• **GIVEN INSTRUCTION**: Tell how many lines in these records contain the string "JSON", with only the number as the reply.

--- START EXERCISE DATA ---

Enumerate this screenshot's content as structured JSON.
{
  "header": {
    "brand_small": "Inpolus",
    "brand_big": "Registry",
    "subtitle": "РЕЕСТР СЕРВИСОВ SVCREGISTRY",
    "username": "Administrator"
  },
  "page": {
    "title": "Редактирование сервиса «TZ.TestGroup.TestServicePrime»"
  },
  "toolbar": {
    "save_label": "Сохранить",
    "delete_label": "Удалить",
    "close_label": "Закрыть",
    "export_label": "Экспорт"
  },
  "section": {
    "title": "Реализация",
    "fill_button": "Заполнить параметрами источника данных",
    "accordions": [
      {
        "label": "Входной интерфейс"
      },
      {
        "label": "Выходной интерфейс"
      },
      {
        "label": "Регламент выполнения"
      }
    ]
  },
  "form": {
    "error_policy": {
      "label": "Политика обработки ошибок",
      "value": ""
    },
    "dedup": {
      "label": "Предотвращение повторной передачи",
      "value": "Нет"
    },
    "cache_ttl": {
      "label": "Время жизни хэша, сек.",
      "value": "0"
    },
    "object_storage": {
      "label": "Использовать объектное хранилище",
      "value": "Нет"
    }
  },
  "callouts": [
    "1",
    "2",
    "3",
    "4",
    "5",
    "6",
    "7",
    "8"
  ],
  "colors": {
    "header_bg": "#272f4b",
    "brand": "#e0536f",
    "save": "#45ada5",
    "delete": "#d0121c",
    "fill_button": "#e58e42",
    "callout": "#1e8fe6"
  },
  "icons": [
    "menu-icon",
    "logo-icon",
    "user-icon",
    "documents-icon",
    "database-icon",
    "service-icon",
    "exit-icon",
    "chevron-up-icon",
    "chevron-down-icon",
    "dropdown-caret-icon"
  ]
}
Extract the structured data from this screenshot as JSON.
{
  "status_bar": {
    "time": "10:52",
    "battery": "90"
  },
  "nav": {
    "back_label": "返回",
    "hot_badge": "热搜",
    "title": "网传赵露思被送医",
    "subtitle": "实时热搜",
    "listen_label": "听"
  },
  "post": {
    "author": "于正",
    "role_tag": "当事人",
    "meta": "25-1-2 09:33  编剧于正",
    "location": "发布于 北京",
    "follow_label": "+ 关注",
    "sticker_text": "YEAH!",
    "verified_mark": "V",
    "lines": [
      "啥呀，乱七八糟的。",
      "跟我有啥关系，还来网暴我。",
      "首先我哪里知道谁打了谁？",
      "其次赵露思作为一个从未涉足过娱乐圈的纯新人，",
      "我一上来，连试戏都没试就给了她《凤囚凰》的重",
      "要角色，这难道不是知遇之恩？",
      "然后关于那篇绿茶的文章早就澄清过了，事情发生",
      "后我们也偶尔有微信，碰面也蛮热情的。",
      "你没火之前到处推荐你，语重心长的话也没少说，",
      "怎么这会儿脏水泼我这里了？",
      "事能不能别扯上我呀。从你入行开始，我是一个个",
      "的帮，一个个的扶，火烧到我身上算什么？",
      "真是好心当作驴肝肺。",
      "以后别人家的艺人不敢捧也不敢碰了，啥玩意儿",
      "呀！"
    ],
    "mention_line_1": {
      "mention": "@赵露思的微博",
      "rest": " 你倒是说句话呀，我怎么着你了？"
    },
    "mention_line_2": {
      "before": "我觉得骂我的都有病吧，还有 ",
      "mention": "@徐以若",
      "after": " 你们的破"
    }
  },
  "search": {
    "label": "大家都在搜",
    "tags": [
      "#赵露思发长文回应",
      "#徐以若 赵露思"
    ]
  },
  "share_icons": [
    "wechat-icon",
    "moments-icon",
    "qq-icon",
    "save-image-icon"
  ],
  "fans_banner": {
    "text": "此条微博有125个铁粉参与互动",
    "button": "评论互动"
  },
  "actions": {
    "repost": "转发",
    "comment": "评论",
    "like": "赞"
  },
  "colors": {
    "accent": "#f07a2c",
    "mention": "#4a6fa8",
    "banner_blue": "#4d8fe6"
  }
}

--- END EXERCISE DATA ---

• **RESULT OF THE EXERCISE**: 2